→ THE REQUEST
Return each line of the listing below, unchanged, and omit the images.

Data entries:

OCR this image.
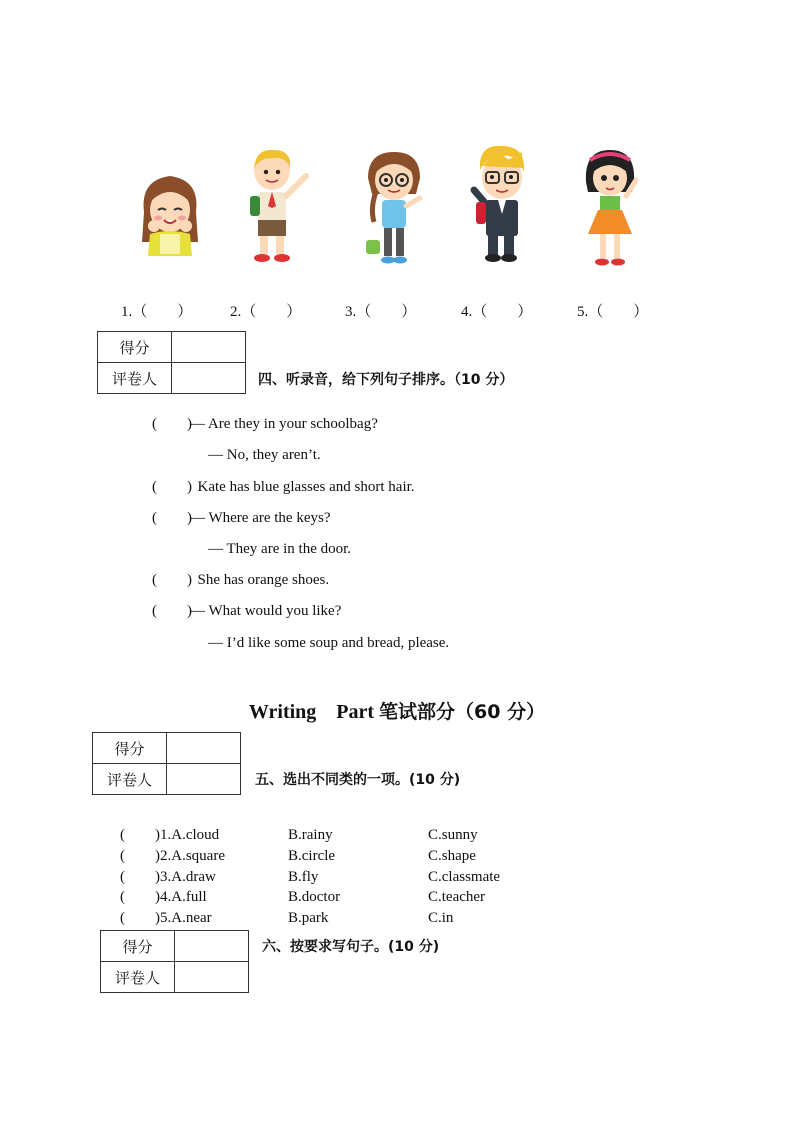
1.（        ）	2.（        ）	3.（        ）	4.（        ）	5.（        ）
得分	
评卷人		四、听录音，给下列句子排序。（10 分）
(        )
— Are they in your schoolbag?
— No, they aren’t.
(        )
Kate has blue glasses and short hair.
(        )
— Where are the keys?
— They are in the door.
(        )
She has orange shoes.
(        )
— What would you like?
— I’d like some soup and bread, please.
Writing    Part 笔试部分（60 分）
得分	
评卷人		五、选出不同类的一项。(10 分)
(        )1.A.cloud	B.rainy	C.sunny
(        )2.A.square	B.circle	C.shape
(        )3.A.draw	B.fly	C.classmate
(        )4.A.full	B.doctor	C.teacher
(        )5.A.near	B.park	C.in
得分	
评卷人	
六、按要求写句子。(10 分)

→ TASK RESPONSE
OCR this image.
1.（        ）	2.（        ）	3.（        ）	4.（        ）	5.（        ）
得分	
评卷人		四、听录音，给下列句子排序。（10 分）
(        )
— Are they in your schoolbag?
— No, they aren’t.
(        )
Kate has blue glasses and short hair.
(        )
— Where are the keys?
— They are in the door.
(        )
She has orange shoes.
(        )
— What would you like?
— I’d like some soup and bread, please.
Writing    Part 笔试部分（60 分）
得分	
评卷人		五、选出不同类的一项。(10 分)
(        )1.A.cloud	B.rainy	C.sunny
(        )2.A.square	B.circle	C.shape
(        )3.A.draw	B.fly	C.classmate
(        )4.A.full	B.doctor	C.teacher
(        )5.A.near	B.park	C.in
得分	
评卷人	
六、按要求写句子。(10 分)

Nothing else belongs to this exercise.